• **EXERCISE REQUIREMENTS**
Go through the records and filter out every line lacking the word "Medical"; copy the lines that remain.

• **INFORMATION SUPPLIED**
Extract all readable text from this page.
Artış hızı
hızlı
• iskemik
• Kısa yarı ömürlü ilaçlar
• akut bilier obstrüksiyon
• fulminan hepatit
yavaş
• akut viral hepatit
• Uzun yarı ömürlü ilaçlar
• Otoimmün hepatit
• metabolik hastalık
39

--

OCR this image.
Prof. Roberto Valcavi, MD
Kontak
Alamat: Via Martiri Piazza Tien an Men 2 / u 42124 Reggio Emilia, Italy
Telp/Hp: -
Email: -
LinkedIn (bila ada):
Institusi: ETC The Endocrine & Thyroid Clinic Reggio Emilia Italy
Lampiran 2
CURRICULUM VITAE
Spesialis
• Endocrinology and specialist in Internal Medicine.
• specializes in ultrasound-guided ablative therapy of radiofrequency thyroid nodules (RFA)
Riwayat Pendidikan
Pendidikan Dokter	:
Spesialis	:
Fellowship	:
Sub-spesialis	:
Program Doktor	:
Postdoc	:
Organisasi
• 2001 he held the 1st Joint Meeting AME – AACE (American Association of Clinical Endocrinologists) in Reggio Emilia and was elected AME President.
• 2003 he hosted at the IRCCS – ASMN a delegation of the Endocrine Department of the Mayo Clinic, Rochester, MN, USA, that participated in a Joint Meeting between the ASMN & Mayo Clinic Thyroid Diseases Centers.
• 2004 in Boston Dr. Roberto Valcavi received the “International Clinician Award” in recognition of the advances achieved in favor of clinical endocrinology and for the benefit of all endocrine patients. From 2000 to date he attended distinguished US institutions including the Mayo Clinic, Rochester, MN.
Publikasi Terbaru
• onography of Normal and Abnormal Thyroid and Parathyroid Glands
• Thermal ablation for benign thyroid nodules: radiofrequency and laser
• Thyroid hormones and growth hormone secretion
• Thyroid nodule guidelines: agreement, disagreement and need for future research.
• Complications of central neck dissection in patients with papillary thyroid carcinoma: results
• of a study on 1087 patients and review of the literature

==

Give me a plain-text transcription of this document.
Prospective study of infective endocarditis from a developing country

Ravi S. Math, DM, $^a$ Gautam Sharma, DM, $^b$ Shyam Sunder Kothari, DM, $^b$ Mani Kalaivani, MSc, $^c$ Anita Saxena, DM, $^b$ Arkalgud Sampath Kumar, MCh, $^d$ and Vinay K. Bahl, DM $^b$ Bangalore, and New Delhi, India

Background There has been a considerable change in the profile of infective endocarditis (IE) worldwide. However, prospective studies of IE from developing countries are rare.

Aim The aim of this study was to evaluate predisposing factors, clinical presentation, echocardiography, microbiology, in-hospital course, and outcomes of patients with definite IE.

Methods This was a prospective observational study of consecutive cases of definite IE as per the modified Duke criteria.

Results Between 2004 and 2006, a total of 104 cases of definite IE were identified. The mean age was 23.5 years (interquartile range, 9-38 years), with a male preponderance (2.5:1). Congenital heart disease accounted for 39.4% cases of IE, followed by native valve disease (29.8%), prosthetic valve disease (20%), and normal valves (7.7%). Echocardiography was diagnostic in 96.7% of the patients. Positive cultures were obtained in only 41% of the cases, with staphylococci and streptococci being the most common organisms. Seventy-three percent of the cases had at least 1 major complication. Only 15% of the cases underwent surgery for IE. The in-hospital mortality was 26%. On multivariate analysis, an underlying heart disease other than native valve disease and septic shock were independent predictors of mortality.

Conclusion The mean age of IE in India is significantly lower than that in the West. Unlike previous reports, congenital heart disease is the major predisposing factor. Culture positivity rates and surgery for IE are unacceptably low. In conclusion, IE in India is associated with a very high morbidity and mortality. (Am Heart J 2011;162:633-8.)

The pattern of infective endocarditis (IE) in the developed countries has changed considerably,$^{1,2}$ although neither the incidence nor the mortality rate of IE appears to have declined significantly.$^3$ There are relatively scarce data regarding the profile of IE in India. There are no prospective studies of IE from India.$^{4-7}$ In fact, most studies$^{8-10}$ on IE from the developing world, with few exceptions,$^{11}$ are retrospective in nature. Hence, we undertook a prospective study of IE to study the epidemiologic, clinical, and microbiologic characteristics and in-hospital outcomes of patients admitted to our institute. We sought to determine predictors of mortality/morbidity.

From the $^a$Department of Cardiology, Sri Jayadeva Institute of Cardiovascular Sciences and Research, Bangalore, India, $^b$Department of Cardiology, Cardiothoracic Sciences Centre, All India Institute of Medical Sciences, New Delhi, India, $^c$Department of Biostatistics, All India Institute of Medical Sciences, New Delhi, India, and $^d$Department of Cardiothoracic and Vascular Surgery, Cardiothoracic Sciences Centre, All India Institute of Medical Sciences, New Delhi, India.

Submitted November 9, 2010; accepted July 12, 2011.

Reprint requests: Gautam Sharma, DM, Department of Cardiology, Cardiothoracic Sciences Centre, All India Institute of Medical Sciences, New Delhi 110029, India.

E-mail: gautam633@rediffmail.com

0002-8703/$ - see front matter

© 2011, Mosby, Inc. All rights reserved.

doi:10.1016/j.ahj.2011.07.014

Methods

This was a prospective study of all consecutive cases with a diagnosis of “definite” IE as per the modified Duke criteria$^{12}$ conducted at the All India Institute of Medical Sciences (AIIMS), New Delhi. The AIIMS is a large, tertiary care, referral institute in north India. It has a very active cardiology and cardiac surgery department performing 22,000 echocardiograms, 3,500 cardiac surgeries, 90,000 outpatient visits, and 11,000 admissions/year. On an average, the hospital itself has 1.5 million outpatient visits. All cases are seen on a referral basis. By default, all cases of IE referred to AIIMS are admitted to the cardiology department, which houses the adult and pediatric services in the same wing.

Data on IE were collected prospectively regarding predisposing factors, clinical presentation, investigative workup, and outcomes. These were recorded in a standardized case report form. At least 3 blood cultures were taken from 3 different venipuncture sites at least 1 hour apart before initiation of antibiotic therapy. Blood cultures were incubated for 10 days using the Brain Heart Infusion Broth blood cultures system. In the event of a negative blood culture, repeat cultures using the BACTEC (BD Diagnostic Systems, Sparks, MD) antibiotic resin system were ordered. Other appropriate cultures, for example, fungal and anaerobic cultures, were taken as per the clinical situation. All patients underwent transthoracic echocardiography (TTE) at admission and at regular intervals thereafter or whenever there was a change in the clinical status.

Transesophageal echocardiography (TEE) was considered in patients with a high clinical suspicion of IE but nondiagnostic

• **TASK RESPONSE**
From the $^a$Department of Cardiology, Sri Jayadeva Institute of Cardiovascular Sciences and Research, Bangalore, India, $^b$Department of Cardiology, Cardiothoracic Sciences Centre, All India Institute of Medical Sciences, New Delhi, India, $^c$Department of Biostatistics, All India Institute of Medical Sciences, New Delhi, India, and $^d$Department of Cardiothoracic and Vascular Surgery, Cardiothoracic Sciences Centre, All India Institute of Medical Sciences, New Delhi, India.
Reprint requests: Gautam Sharma, DM, Department of Cardiology, Cardiothoracic Sciences Centre, All India Institute of Medical Sciences, New Delhi 110029, India.
This was a prospective study of all consecutive cases with a diagnosis of “definite” IE as per the modified Duke criteria$^{12}$ conducted at the All India Institute of Medical Sciences (AIIMS), New Delhi. The AIIMS is a large, tertiary care, referral institute in north India. It has a very active cardiology and cardiac surgery department performing 22,000 echocardiograms, 3,500 cardiac surgeries, 90,000 outpatient visits, and 11,000 admissions/year. On an average, the hospital itself has 1.5 million outpatient visits. All cases are seen on a referral basis. By default, all cases of IE referred to AIIMS are admitted to the cardiology department, which houses the adult and pediatric services in the same wing.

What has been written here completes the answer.